▶ _STATED GOAL_:
Every line of the records below should be restated exactly.

▶ _SOURCE MATERIAL_:
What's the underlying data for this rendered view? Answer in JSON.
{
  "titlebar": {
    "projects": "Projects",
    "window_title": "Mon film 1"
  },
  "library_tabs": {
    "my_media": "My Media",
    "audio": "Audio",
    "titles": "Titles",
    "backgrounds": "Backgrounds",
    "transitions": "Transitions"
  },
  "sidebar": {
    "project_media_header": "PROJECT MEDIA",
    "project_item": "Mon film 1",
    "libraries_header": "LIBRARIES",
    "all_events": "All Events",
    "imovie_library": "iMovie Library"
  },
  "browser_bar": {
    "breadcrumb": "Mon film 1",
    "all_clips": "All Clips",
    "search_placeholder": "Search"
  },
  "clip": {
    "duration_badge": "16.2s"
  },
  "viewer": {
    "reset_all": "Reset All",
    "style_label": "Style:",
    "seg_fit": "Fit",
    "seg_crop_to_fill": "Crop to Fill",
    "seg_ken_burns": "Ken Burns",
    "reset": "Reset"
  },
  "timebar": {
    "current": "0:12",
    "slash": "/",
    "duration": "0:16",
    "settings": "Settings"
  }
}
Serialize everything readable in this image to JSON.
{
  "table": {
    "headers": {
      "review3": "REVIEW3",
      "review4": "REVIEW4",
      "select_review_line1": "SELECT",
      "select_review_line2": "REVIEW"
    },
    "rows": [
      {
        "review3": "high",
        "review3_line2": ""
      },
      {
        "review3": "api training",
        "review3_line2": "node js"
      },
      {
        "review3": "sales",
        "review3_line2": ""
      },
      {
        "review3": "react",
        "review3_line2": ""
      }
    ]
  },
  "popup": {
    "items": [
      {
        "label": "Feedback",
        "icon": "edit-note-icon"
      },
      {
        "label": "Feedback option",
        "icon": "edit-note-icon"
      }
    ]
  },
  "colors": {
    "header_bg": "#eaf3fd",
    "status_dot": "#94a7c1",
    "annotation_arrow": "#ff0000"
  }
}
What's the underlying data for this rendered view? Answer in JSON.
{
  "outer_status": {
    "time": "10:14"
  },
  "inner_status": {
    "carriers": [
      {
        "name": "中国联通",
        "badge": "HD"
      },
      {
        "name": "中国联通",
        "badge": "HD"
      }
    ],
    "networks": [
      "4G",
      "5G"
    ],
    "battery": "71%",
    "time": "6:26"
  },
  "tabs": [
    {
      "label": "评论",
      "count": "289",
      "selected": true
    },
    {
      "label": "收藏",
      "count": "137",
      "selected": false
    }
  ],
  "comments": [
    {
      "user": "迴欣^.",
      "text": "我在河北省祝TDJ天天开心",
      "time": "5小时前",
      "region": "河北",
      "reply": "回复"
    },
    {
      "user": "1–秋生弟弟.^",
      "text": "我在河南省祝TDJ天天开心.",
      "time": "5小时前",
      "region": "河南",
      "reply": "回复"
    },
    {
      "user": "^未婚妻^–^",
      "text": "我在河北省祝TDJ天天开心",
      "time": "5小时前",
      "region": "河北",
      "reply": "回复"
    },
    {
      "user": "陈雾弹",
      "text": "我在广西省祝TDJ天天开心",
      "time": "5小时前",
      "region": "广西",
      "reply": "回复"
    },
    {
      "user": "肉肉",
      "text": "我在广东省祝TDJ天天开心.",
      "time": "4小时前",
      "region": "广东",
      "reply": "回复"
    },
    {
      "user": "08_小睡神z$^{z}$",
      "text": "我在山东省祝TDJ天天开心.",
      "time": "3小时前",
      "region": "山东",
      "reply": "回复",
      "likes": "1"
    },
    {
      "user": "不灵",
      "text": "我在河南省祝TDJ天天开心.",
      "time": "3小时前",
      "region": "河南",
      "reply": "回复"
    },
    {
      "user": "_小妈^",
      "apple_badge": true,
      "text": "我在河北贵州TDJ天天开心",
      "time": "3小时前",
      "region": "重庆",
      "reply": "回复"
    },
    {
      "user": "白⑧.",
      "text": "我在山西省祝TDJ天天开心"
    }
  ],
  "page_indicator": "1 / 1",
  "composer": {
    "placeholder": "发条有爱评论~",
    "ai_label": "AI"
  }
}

▶ _RESPONSE TO THE TASK_:
What's the underlying data for this rendered view? Answer in JSON.
{
  "titlebar": {
    "projects": "Projects",
    "window_title": "Mon film 1"
  },
  "library_tabs": {
    "my_media": "My Media",
    "audio": "Audio",
    "titles": "Titles",
    "backgrounds": "Backgrounds",
    "transitions": "Transitions"
  },
  "sidebar": {
    "project_media_header": "PROJECT MEDIA",
    "project_item": "Mon film 1",
    "libraries_header": "LIBRARIES",
    "all_events": "All Events",
    "imovie_library": "iMovie Library"
  },
  "browser_bar": {
    "breadcrumb": "Mon film 1",
    "all_clips": "All Clips",
    "search_placeholder": "Search"
  },
  "clip": {
    "duration_badge": "16.2s"
  },
  "viewer": {
    "reset_all": "Reset All",
    "style_label": "Style:",
    "seg_fit": "Fit",
    "seg_crop_to_fill": "Crop to Fill",
    "seg_ken_burns": "Ken Burns",
    "reset": "Reset"
  },
  "timebar": {
    "current": "0:12",
    "slash": "/",
    "duration": "0:16",
    "settings": "Settings"
  }
}
Serialize everything readable in this image to JSON.
{
  "table": {
    "headers": {
      "review3": "REVIEW3",
      "review4": "REVIEW4",
      "select_review_line1": "SELECT",
      "select_review_line2": "REVIEW"
    },
    "rows": [
      {
        "review3": "high",
        "review3_line2": ""
      },
      {
        "review3": "api training",
        "review3_line2": "node js"
      },
      {
        "review3": "sales",
        "review3_line2": ""
      },
      {
        "review3": "react",
        "review3_line2": ""
      }
    ]
  },
  "popup": {
    "items": [
      {
        "label": "Feedback",
        "icon": "edit-note-icon"
      },
      {
        "label": "Feedback option",
        "icon": "edit-note-icon"
      }
    ]
  },
  "colors": {
    "header_bg": "#eaf3fd",
    "status_dot": "#94a7c1",
    "annotation_arrow": "#ff0000"
  }
}
What's the underlying data for this rendered view? Answer in JSON.
{
  "outer_status": {
    "time": "10:14"
  },
  "inner_status": {
    "carriers": [
      {
        "name": "中国联通",
        "badge": "HD"
      },
      {
        "name": "中国联通",
        "badge": "HD"
      }
    ],
    "networks": [
      "4G",
      "5G"
    ],
    "battery": "71%",
    "time": "6:26"
  },
  "tabs": [
    {
      "label": "评论",
      "count": "289",
      "selected": true
    },
    {
      "label": "收藏",
      "count": "137",
      "selected": false
    }
  ],
  "comments": [
    {
      "user": "迴欣^.",
      "text": "我在河北省祝TDJ天天开心",
      "time": "5小时前",
      "region": "河北",
      "reply": "回复"
    },
    {
      "user": "1–秋生弟弟.^",
      "text": "我在河南省祝TDJ天天开心.",
      "time": "5小时前",
      "region": "河南",
      "reply": "回复"
    },
    {
      "user": "^未婚妻^–^",
      "text": "我在河北省祝TDJ天天开心",
      "time": "5小时前",
      "region": "河北",
      "reply": "回复"
    },
    {
      "user": "陈雾弹",
      "text": "我在广西省祝TDJ天天开心",
      "time": "5小时前",
      "region": "广西",
      "reply": "回复"
    },
    {
      "user": "肉肉",
      "text": "我在广东省祝TDJ天天开心.",
      "time": "4小时前",
      "region": "广东",
      "reply": "回复"
    },
    {
      "user": "08_小睡神z$^{z}$",
      "text": "我在山东省祝TDJ天天开心.",
      "time": "3小时前",
      "region": "山东",
      "reply": "回复",
      "likes": "1"
    },
    {
      "user": "不灵",
      "text": "我在河南省祝TDJ天天开心.",
      "time": "3小时前",
      "region": "河南",
      "reply": "回复"
    },
    {
      "user": "_小妈^",
      "apple_badge": true,
      "text": "我在河北贵州TDJ天天开心",
      "time": "3小时前",
      "region": "重庆",
      "reply": "回复"
    },
    {
      "user": "白⑧.",
      "text": "我在山西省祝TDJ天天开心"
    }
  ],
  "page_indicator": "1 / 1",
  "composer": {
    "placeholder": "发条有爱评论~",
    "ai_label": "AI"
  }
}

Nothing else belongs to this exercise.